SUPPLIED ENTRIES:
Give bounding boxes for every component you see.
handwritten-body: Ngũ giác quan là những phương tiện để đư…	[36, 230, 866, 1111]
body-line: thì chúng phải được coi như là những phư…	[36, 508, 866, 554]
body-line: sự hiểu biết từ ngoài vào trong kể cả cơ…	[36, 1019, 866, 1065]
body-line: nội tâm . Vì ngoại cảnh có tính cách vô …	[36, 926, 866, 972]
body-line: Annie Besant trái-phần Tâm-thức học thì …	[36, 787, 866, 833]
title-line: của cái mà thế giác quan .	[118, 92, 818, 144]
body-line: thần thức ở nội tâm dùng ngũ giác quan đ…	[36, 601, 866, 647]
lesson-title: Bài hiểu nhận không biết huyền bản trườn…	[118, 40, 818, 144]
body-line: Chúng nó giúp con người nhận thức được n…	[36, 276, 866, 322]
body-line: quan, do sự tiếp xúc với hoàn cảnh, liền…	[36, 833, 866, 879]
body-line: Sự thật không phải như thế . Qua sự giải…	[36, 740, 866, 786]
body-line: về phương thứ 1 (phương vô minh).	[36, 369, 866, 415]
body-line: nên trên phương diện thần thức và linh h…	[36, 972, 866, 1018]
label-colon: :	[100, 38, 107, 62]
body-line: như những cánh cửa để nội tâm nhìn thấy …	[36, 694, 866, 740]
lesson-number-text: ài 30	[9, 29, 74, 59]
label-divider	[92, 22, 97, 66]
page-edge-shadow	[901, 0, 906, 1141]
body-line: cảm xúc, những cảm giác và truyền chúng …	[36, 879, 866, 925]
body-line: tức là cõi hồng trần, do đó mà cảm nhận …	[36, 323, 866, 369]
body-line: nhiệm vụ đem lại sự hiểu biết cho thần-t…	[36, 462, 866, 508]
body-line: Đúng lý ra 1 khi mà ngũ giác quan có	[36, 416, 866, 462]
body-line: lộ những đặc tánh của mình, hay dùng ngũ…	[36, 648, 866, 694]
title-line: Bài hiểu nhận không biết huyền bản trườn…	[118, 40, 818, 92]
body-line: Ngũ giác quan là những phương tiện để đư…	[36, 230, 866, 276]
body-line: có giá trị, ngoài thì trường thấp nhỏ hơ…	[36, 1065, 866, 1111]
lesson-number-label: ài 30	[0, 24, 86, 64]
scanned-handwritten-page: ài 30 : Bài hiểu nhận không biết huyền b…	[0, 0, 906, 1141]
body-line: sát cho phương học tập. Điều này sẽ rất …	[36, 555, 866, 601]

GIVEN INSTRUCTION: Reproduce the data above in full, replacing every occurrence of "body-line" with "text-line" and leaving all other text unaltered.

ANSWER FOR THIS EXERCISE:
Give bounding boxes for every component you see.
handwritten-body: Ngũ giác quan là những phương tiện để đư…	[36, 230, 866, 1111]
text-line: thì chúng phải được coi như là những phư…	[36, 508, 866, 554]
text-line: sự hiểu biết từ ngoài vào trong kể cả cơ…	[36, 1019, 866, 1065]
text-line: nội tâm . Vì ngoại cảnh có tính cách vô …	[36, 926, 866, 972]
text-line: Annie Besant trái-phần Tâm-thức học thì …	[36, 787, 866, 833]
title-line: của cái mà thế giác quan .	[118, 92, 818, 144]
text-line: thần thức ở nội tâm dùng ngũ giác quan đ…	[36, 601, 866, 647]
lesson-title: Bài hiểu nhận không biết huyền bản trườn…	[118, 40, 818, 144]
text-line: Chúng nó giúp con người nhận thức được n…	[36, 276, 866, 322]
text-line: quan, do sự tiếp xúc với hoàn cảnh, liền…	[36, 833, 866, 879]
text-line: Sự thật không phải như thế . Qua sự giải…	[36, 740, 866, 786]
text-line: về phương thứ 1 (phương vô minh).	[36, 369, 866, 415]
text-line: nên trên phương diện thần thức và linh h…	[36, 972, 866, 1018]
label-colon: :	[100, 38, 107, 62]
text-line: như những cánh cửa để nội tâm nhìn thấy …	[36, 694, 866, 740]
lesson-number-text: ài 30	[9, 29, 74, 59]
label-divider	[92, 22, 97, 66]
page-edge-shadow	[901, 0, 906, 1141]
text-line: cảm xúc, những cảm giác và truyền chúng …	[36, 879, 866, 925]
text-line: tức là cõi hồng trần, do đó mà cảm nhận …	[36, 323, 866, 369]
text-line: nhiệm vụ đem lại sự hiểu biết cho thần-t…	[36, 462, 866, 508]
text-line: Đúng lý ra 1 khi mà ngũ giác quan có	[36, 416, 866, 462]
text-line: lộ những đặc tánh của mình, hay dùng ngũ…	[36, 648, 866, 694]
title-line: Bài hiểu nhận không biết huyền bản trườn…	[118, 40, 818, 92]
text-line: Ngũ giác quan là những phương tiện để đư…	[36, 230, 866, 276]
text-line: có giá trị, ngoài thì trường thấp nhỏ hơ…	[36, 1065, 866, 1111]
lesson-number-label: ài 30	[0, 24, 86, 64]
scanned-handwritten-page: ài 30 : Bài hiểu nhận không biết huyền b…	[0, 0, 906, 1141]
text-line: sát cho phương học tập. Điều này sẽ rất …	[36, 555, 866, 601]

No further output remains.